To Raise a Fallen People brings to light pioneering writing on international politics from nineteenth-century India. Drawing on extensive archival research, it unearths essays, speeches, and pamphlets that address fundamental questions about India’s place in the world.
In these texts, prominent public figures urge their compatriots to learn English and travel abroad to study, debate whether to boycott foreign goods, differ over British imperialism in Afghanistan and China, demand that foreign policy toward the Middle East and South Africa account for religious and ethnic bonds, and query whether to adopt Western values or champion their own civilizational ethos.
Rahul Sagar’s detailed introduction contextualizes these documents and shows how they fostered competing visions of the role that India ought to play on the world stage. This landmark book is essential reading for anyone interested in understanding the sources of Indian conduct in international politics.
RAHUL SAGAR is Associate Professor at Yale-NUS College and the Lee Kuan Yew School of Public Policy. Previously he was Assistant Professor of Politics at Princeton University. He is the author of Secrets and Leaks, published by Princeton University Press.
What is the first thing that comes to one’s mind when one thinks of Indian foreign policy? Chances are one’s train of thought will likely start with Nehru’s policy of non-alignment, and after several winding detours, shudder to a halt close to the current moment. Or, and this is equally likely, the question might trigger a trip down memory lane, all the way to Kautilya’s Arthashastra. But what happened in the centuries preceding independence? And how does one reconcile the ruthlessness of the Mauryan worldview with the pragmatism of non-alignment and strategic autonomy?
It is this question that academic Rahul Sagar chooses to tackle in To Raise A Fallen People, and this interesting premise is what led me to pick this book. Sagar’s central conjecture is this: that when you ask why a particular contemporary foreign policy decision was thought to be a good idea, ‘the trail of answers is likely to lead to an idea originating in 19th century India’.
However, it’s not an easy trail to follow. With official records on ‘grand strategy’ out of bounds on account of them being classified, Sagar had to trawl through periodicals of 19th century India, a task made all the more difficult by ‘wide dispersal of these periodicals’.
Moreover, the nineteenth century was a momentous time. It was the ‘Age of the Page’ when far-flung people began to see themselves as part of one political entity, sparking ‘broader national conversations on international politics’. As a result, Sagar had to pore through hundreds of articles to draw out the key debates that animated the discourse then.
■ ■ ■ ■ ■
▶ [WHAT THIS EXERCISE ASKS]
**a.** From the book description above, extract the part that opens with the words containing "In these texts, prominent" and closes with "own civilizational ethos.".
**b.** Answer these questions from the book description above:
(i) At which two institutions is Rahul Sagar an Associate Professor?
(ii) What name does the book description give to the nineteenth century?
(iii) What did Sagar have to trawl through because official records on "grand strategy" were classified?
**c.** Carry on the book description of To Raise a Fallen People from the point where it stops.
The records that come next are separate material, unrelated to the book description above.
■ ■ ■ ■ ■
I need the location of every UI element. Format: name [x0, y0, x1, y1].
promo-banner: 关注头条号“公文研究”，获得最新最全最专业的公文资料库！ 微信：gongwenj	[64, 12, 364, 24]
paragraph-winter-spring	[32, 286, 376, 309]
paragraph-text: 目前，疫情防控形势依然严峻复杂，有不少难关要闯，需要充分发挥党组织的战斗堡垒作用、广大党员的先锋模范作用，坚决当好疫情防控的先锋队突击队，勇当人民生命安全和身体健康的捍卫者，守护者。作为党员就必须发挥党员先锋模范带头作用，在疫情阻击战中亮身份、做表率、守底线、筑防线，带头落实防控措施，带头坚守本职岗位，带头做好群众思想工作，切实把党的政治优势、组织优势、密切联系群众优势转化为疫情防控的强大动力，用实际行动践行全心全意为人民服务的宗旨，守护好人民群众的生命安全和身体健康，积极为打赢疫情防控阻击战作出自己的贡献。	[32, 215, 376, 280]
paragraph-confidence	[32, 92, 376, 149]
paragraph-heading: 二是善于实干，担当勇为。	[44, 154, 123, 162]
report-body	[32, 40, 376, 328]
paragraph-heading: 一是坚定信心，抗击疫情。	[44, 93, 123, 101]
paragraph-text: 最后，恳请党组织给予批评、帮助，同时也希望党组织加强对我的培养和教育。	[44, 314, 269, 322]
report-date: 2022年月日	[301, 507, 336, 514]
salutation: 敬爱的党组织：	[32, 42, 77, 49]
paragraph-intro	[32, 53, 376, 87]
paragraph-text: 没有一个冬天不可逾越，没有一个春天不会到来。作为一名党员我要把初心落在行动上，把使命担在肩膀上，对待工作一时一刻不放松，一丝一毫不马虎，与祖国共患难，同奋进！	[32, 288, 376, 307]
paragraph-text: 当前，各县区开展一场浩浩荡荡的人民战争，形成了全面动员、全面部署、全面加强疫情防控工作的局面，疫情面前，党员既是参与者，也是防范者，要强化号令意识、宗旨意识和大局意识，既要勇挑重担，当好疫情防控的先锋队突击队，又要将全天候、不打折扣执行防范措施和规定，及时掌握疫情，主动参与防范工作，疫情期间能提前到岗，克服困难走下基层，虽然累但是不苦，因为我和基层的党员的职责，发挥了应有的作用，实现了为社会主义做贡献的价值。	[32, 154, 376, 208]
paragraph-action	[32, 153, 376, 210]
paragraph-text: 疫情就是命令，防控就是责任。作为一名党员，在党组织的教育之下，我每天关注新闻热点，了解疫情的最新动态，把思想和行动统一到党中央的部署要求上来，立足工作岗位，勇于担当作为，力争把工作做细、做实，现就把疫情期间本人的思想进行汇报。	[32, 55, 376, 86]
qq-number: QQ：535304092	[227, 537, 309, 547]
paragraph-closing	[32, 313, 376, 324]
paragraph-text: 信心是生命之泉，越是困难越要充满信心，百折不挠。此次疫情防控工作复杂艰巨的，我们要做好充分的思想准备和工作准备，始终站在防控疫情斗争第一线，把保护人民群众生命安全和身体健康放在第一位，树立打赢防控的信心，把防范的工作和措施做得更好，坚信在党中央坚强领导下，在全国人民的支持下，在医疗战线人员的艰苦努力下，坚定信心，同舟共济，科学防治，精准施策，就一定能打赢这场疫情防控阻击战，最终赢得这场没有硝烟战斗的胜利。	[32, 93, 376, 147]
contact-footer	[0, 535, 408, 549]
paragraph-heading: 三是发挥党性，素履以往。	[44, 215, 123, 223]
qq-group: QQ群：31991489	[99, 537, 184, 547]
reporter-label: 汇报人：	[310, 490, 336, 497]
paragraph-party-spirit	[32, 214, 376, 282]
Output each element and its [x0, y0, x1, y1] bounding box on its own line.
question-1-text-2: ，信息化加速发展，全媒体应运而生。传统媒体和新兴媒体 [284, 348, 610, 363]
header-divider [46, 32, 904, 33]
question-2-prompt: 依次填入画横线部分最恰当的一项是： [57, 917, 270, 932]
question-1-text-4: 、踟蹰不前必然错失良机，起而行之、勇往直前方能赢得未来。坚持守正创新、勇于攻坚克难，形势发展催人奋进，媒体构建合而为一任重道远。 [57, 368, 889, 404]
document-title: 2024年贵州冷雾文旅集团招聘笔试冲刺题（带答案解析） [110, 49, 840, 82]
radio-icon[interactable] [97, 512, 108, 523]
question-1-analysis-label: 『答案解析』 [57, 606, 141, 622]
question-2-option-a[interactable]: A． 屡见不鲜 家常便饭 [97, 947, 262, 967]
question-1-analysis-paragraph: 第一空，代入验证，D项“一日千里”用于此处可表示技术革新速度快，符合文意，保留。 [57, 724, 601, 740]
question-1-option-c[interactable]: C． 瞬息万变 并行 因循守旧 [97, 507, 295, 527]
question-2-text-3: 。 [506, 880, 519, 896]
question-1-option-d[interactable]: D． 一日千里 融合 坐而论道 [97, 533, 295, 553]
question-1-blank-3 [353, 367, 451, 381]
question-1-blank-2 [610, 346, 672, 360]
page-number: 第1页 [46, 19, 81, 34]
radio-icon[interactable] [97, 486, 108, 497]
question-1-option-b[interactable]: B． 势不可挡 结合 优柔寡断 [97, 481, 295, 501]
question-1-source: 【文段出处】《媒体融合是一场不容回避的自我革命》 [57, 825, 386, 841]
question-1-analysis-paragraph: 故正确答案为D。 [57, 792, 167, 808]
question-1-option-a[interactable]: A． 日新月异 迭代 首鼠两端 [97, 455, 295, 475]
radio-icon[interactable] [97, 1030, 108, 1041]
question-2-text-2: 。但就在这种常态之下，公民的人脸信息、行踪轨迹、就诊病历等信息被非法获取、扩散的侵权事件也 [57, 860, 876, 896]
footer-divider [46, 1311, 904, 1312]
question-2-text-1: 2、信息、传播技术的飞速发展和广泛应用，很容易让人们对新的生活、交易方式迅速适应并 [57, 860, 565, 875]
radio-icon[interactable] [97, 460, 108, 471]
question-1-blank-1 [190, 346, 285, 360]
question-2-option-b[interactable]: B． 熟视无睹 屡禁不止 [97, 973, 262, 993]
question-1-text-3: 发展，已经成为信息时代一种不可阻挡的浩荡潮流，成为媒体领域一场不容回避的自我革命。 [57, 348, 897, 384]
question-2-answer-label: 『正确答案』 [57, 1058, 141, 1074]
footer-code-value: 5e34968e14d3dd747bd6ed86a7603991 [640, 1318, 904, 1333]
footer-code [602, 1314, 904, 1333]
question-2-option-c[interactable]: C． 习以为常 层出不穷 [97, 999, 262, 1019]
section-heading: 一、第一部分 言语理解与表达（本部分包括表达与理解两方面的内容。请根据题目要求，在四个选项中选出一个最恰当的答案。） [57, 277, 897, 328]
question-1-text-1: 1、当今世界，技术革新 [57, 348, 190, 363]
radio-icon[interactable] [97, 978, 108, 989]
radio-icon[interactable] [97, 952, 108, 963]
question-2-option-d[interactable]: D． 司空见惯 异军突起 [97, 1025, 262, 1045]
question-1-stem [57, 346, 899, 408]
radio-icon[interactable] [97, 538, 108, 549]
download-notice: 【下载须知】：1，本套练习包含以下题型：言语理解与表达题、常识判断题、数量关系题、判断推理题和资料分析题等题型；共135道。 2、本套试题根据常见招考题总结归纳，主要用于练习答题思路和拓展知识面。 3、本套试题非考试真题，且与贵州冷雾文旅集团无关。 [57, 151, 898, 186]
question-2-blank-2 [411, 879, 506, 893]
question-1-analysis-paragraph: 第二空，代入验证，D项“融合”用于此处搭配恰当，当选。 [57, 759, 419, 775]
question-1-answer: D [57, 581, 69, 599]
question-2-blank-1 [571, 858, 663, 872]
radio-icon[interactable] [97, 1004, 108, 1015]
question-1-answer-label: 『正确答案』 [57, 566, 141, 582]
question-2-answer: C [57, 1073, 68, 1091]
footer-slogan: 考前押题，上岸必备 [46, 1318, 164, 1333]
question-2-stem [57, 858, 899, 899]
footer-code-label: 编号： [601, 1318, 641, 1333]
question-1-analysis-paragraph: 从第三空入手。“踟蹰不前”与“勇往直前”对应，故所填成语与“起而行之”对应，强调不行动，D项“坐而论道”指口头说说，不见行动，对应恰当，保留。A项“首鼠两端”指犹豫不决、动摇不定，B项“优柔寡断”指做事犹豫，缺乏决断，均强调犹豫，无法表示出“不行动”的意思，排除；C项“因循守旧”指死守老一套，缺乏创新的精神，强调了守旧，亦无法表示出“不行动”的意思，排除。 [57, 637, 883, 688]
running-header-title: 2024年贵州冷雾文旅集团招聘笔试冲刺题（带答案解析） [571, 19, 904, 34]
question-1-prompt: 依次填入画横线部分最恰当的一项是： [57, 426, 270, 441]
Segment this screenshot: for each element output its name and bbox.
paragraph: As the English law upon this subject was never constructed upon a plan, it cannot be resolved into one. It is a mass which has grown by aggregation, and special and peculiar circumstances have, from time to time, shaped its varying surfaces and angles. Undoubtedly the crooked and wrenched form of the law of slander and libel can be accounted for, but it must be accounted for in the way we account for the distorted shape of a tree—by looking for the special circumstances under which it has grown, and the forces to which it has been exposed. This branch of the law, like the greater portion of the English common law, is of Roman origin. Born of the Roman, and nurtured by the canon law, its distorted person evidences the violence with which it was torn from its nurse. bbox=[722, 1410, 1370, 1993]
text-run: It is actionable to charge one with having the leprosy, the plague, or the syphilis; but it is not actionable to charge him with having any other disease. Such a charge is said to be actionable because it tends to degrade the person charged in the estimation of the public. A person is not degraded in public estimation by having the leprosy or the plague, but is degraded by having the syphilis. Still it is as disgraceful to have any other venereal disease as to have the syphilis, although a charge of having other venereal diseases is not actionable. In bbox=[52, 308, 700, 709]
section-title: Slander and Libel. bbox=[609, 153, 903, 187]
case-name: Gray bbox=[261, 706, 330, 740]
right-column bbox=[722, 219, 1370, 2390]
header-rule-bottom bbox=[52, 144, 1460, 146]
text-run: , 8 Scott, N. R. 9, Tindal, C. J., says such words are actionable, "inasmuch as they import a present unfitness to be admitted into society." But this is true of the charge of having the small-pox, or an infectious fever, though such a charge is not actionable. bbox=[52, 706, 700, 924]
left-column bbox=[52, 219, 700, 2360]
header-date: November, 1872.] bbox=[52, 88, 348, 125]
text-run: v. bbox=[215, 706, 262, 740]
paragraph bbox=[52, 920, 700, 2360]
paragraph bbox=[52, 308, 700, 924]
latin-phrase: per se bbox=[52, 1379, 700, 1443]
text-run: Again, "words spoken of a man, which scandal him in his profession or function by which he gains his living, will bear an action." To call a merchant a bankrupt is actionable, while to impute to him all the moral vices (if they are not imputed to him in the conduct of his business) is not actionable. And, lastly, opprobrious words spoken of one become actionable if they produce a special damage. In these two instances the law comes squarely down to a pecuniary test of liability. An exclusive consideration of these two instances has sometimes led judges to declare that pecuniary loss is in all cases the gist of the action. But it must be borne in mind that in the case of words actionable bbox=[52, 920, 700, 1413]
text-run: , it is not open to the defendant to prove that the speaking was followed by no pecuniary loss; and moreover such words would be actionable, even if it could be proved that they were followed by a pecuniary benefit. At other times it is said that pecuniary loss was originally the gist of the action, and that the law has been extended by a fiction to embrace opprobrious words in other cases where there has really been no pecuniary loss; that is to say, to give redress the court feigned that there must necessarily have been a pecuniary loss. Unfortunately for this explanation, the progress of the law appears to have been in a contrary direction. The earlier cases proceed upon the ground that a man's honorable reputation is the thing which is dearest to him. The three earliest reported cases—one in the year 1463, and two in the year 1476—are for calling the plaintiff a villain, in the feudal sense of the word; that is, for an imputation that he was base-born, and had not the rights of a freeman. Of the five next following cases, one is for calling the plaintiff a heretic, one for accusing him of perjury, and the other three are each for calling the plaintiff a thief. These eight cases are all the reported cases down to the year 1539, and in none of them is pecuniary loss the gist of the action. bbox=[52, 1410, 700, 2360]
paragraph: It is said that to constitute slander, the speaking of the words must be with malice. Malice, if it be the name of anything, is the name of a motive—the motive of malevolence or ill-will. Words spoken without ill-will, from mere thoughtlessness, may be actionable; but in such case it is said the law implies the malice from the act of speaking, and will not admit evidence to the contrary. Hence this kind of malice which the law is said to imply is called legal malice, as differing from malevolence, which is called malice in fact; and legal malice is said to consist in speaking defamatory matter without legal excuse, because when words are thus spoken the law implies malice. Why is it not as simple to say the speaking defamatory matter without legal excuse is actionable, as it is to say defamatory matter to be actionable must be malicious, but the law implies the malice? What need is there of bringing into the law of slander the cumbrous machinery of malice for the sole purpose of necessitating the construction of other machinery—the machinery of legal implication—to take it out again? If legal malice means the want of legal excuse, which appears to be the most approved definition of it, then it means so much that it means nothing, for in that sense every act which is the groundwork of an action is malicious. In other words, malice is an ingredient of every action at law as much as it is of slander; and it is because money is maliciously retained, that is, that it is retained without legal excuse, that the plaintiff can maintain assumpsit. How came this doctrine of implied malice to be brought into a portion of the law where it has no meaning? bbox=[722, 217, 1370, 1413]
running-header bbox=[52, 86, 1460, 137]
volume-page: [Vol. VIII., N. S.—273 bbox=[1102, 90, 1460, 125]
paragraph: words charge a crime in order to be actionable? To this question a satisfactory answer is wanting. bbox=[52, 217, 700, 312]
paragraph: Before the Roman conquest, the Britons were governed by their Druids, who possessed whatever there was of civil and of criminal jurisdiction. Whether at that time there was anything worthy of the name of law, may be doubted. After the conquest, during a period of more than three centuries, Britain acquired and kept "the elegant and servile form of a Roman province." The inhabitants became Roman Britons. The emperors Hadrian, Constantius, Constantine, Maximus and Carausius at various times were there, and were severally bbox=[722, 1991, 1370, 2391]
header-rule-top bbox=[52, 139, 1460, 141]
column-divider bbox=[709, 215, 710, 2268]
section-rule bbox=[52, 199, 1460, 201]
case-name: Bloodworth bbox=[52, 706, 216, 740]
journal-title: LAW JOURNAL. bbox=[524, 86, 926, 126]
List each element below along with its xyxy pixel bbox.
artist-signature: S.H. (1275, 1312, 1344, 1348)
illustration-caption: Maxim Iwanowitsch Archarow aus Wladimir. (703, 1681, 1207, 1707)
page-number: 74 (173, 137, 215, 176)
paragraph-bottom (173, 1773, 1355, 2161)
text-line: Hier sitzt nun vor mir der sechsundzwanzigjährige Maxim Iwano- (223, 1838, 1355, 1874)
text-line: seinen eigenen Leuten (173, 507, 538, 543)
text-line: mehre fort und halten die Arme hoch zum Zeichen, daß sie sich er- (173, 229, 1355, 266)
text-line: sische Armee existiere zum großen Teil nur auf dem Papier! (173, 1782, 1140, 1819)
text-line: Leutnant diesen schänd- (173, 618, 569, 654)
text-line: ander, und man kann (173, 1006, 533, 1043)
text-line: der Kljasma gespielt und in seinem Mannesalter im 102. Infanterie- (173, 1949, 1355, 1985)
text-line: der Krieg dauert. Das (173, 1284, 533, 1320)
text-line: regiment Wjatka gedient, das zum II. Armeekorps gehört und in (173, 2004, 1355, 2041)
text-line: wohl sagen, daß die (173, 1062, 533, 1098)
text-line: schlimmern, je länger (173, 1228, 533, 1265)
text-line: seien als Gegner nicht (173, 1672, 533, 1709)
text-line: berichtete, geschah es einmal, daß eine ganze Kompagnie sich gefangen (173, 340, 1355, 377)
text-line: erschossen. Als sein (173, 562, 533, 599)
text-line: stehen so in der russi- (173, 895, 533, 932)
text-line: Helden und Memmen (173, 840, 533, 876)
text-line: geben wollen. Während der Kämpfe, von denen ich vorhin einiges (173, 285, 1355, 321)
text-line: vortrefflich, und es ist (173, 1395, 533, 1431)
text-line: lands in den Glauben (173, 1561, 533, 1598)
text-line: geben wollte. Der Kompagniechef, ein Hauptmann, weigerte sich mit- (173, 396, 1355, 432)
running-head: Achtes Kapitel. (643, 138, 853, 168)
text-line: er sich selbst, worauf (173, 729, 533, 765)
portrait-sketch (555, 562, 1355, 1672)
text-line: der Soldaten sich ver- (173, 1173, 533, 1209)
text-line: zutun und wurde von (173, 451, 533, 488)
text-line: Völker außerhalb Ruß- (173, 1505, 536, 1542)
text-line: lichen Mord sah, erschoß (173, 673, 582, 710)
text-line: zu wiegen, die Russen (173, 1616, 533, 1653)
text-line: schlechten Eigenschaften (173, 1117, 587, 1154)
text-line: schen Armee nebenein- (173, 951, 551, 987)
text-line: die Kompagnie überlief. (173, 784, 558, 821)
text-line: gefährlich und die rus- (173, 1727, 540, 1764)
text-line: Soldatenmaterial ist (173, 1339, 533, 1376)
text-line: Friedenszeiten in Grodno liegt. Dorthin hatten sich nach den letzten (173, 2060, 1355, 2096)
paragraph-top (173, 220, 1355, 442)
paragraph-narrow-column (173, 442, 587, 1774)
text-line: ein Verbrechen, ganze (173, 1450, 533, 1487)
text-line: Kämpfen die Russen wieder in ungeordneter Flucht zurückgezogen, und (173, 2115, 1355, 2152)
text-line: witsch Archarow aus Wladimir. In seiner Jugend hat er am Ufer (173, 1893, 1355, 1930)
■ ■ ■ ■ ■
▶ [ANSWERS TO THE EXERCISE]
**a.**
In these texts, prominent public figures urge their compatriots to learn English and travel abroad to study, debate whether to boycott foreign goods, differ over British imperialism in Afghanistan and China, demand that foreign policy toward the Middle East and South Africa account for religious and ethnic bonds, and query whether to adopt Western values or champion their own civilizational ethos.

**b.**
(i) Yale-NUS College and the Lee Kuan Yew School of Public Policy
(ii) The "Age of the Page"
(iii) Periodicals of 19th century India

**c.**
The result of his painstaking efforts is a remarkable anthology that unearths a varied array of articles written by personages as distinguished as Rabindranath Tagore and Mahatma Gandhi as well as by the likes of Pandita Ramabai and Bal Gangadhar Shastri Jambhekar who ought to be more well-known.
These essays are divided into thematic sections that shed new light on Indians’ engagement with burning issues of the time such as English education, the Great Game, the Eastern Question, free trade, crossing the seas, opium trade and the abysmal treatment of indentured workers.
These deliberations and polemics reveal that far from being passive colonial subjects, Indians were active participants who held strong views on what they thought best suited the interests of a nation-in-the-making. In fact, it is one such essay (1846) that gives the anthology its title, with the writer T Madhava Rao advocating English education as necessary ‘to raise a fallen people high in the scale of nations’.
What consistently shines through these essays is the pragmatism of India’s metropolitan elite, whether it is regarding English education, crossing the seas or the desirability of opium trade. They also reveal that Indian commentators didn’t shy away from taking strong positions on geopolitical questions. For instance, when Russians captured the Afghan town of Pandjeh in 1885, a pamphlet titled ‘Why Do Indians Prefer British Rule Over Russian Rule’ was circulated in Presidency towns by prominent associations.
Equally remarkable was how emotive the Eastern Question and the endangered position of the Caliph was for sections of Indian Muslims, decades before the Khilafat movement. Sagar writes that mosques in India ‘publicly cursed’ Russia after the outbreak of the Russo-Turkish war in 1877.
The last section of the book is devoted to the central faultline that divided India’s intellectual elite in this period: whether India should endeavour to learn from the West, or whether it is the West that should imbibe Indian values. While thinkers in the early to mid 19th century were enamoured by the many-splendored gifts of English education and civilization, the Opium War marked the beginning of their disillusionment. The callous treatment meted out by the British to the Chinese changed Indians’ disposition towards their purported benevolence. “Self-interest is all in all to you, and to secure it you would do anything,” wrote Bhaskar Pandurang Tarkhadkar bitterly.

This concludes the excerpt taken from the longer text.